━━ Material for the task

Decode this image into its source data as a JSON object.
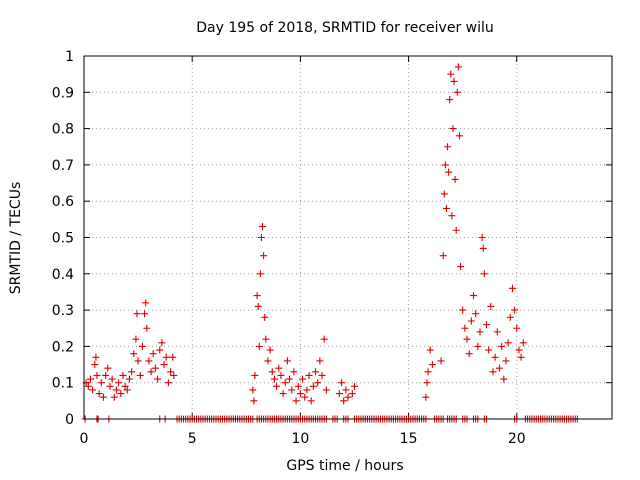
{
  "chart_data": {
    "type": "scatter",
    "title": "Day 195 of 2018, SRMTID for receiver wilu",
    "xlabel": "GPS time / hours",
    "ylabel": "SRMTID / TECUs",
    "xlim": [
      0,
      24.4
    ],
    "ylim": [
      0,
      1
    ],
    "xticks": [
      "0",
      "5",
      "10",
      "15",
      "20"
    ],
    "xtick_values": [
      0,
      5,
      10,
      15,
      20
    ],
    "yticks": [
      "0",
      "0.1",
      "0.2",
      "0.3",
      "0.4",
      "0.5",
      "0.6",
      "0.7",
      "0.8",
      "0.9",
      "1"
    ],
    "ytick_values": [
      0,
      0.1,
      0.2,
      0.3,
      0.4,
      0.5,
      0.6,
      0.7,
      0.8,
      0.9,
      1
    ],
    "grid": true,
    "marker": "+",
    "color": "#e00000",
    "series": [
      {
        "name": "SRMTID",
        "points": [
          [
            0.1,
            0.1
          ],
          [
            0.2,
            0.09
          ],
          [
            0.3,
            0.11
          ],
          [
            0.4,
            0.08
          ],
          [
            0.5,
            0.15
          ],
          [
            0.55,
            0.17
          ],
          [
            0.6,
            0.12
          ],
          [
            0.7,
            0.07
          ],
          [
            0.8,
            0.1
          ],
          [
            0.9,
            0.06
          ],
          [
            1.0,
            0.12
          ],
          [
            1.1,
            0.14
          ],
          [
            1.2,
            0.09
          ],
          [
            1.3,
            0.11
          ],
          [
            1.4,
            0.06
          ],
          [
            1.5,
            0.08
          ],
          [
            1.6,
            0.1
          ],
          [
            1.7,
            0.07
          ],
          [
            1.8,
            0.12
          ],
          [
            1.9,
            0.09
          ],
          [
            2.0,
            0.08
          ],
          [
            2.1,
            0.11
          ],
          [
            2.2,
            0.13
          ],
          [
            2.3,
            0.18
          ],
          [
            2.4,
            0.22
          ],
          [
            2.45,
            0.29
          ],
          [
            2.5,
            0.16
          ],
          [
            2.6,
            0.12
          ],
          [
            2.7,
            0.2
          ],
          [
            2.8,
            0.29
          ],
          [
            2.85,
            0.32
          ],
          [
            2.9,
            0.25
          ],
          [
            3.0,
            0.16
          ],
          [
            3.1,
            0.13
          ],
          [
            3.2,
            0.18
          ],
          [
            3.3,
            0.14
          ],
          [
            3.4,
            0.11
          ],
          [
            3.5,
            0.19
          ],
          [
            3.6,
            0.21
          ],
          [
            3.7,
            0.15
          ],
          [
            3.8,
            0.17
          ],
          [
            3.9,
            0.1
          ],
          [
            4.0,
            0.13
          ],
          [
            4.1,
            0.17
          ],
          [
            4.15,
            0.12
          ],
          [
            7.8,
            0.08
          ],
          [
            7.85,
            0.05
          ],
          [
            7.9,
            0.12
          ],
          [
            8.0,
            0.34
          ],
          [
            8.05,
            0.31
          ],
          [
            8.1,
            0.2
          ],
          [
            8.15,
            0.4
          ],
          [
            8.2,
            0.5
          ],
          [
            8.25,
            0.53
          ],
          [
            8.3,
            0.45
          ],
          [
            8.35,
            0.28
          ],
          [
            8.4,
            0.22
          ],
          [
            8.5,
            0.16
          ],
          [
            8.6,
            0.19
          ],
          [
            8.7,
            0.13
          ],
          [
            8.8,
            0.11
          ],
          [
            8.9,
            0.09
          ],
          [
            9.0,
            0.14
          ],
          [
            9.1,
            0.12
          ],
          [
            9.2,
            0.07
          ],
          [
            9.3,
            0.1
          ],
          [
            9.4,
            0.16
          ],
          [
            9.5,
            0.11
          ],
          [
            9.6,
            0.08
          ],
          [
            9.7,
            0.13
          ],
          [
            9.8,
            0.05
          ],
          [
            9.9,
            0.09
          ],
          [
            10.0,
            0.07
          ],
          [
            10.1,
            0.11
          ],
          [
            10.2,
            0.06
          ],
          [
            10.3,
            0.08
          ],
          [
            10.4,
            0.12
          ],
          [
            10.5,
            0.05
          ],
          [
            10.6,
            0.09
          ],
          [
            10.7,
            0.13
          ],
          [
            10.8,
            0.1
          ],
          [
            10.9,
            0.16
          ],
          [
            11.0,
            0.12
          ],
          [
            11.1,
            0.22
          ],
          [
            11.2,
            0.08
          ],
          [
            11.8,
            0.07
          ],
          [
            11.9,
            0.1
          ],
          [
            12.0,
            0.05
          ],
          [
            12.1,
            0.08
          ],
          [
            12.2,
            0.06
          ],
          [
            12.4,
            0.07
          ],
          [
            12.5,
            0.09
          ],
          [
            15.8,
            0.06
          ],
          [
            15.85,
            0.1
          ],
          [
            15.9,
            0.13
          ],
          [
            16.0,
            0.19
          ],
          [
            16.1,
            0.15
          ],
          [
            16.5,
            0.16
          ],
          [
            16.6,
            0.45
          ],
          [
            16.65,
            0.62
          ],
          [
            16.7,
            0.7
          ],
          [
            16.75,
            0.58
          ],
          [
            16.8,
            0.75
          ],
          [
            16.85,
            0.68
          ],
          [
            16.9,
            0.88
          ],
          [
            16.95,
            0.95
          ],
          [
            17.0,
            0.56
          ],
          [
            17.05,
            0.8
          ],
          [
            17.1,
            0.93
          ],
          [
            17.15,
            0.66
          ],
          [
            17.2,
            0.52
          ],
          [
            17.25,
            0.9
          ],
          [
            17.3,
            0.97
          ],
          [
            17.35,
            0.78
          ],
          [
            17.4,
            0.42
          ],
          [
            17.5,
            0.3
          ],
          [
            17.6,
            0.25
          ],
          [
            17.7,
            0.22
          ],
          [
            17.8,
            0.18
          ],
          [
            17.9,
            0.27
          ],
          [
            18.0,
            0.34
          ],
          [
            18.1,
            0.29
          ],
          [
            18.2,
            0.2
          ],
          [
            18.3,
            0.24
          ],
          [
            18.4,
            0.5
          ],
          [
            18.45,
            0.47
          ],
          [
            18.5,
            0.4
          ],
          [
            18.6,
            0.26
          ],
          [
            18.7,
            0.19
          ],
          [
            18.8,
            0.31
          ],
          [
            18.9,
            0.13
          ],
          [
            19.0,
            0.17
          ],
          [
            19.1,
            0.24
          ],
          [
            19.2,
            0.14
          ],
          [
            19.3,
            0.2
          ],
          [
            19.4,
            0.11
          ],
          [
            19.5,
            0.16
          ],
          [
            19.6,
            0.21
          ],
          [
            19.7,
            0.28
          ],
          [
            19.8,
            0.36
          ],
          [
            19.9,
            0.3
          ],
          [
            20.0,
            0.25
          ],
          [
            20.1,
            0.19
          ],
          [
            20.2,
            0.17
          ],
          [
            20.3,
            0.21
          ]
        ]
      },
      {
        "name": "zero",
        "x_start": 4.3,
        "x_end": 22.8,
        "x_step": 0.1,
        "y": 0,
        "gaps": [
          [
            7.8,
            8.0
          ],
          [
            11.2,
            11.45
          ],
          [
            11.75,
            11.95
          ],
          [
            12.25,
            12.45
          ],
          [
            15.85,
            16.15
          ],
          [
            16.6,
            16.75
          ],
          [
            17.2,
            17.5
          ],
          [
            17.75,
            18.0
          ],
          [
            18.25,
            18.45
          ],
          [
            18.6,
            19.9
          ],
          [
            20.0,
            20.35
          ]
        ],
        "extra_x": [
          0.05,
          0.6,
          0.65,
          1.15,
          3.5,
          3.75
        ]
      }
    ]
  }
}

━━━━

Show every line that contains the word "SRMTID".

    "title": "Day 195 of 2018, SRMTID for receiver wilu",
    "ylabel": "SRMTID / TECUs",
        "name": "SRMTID",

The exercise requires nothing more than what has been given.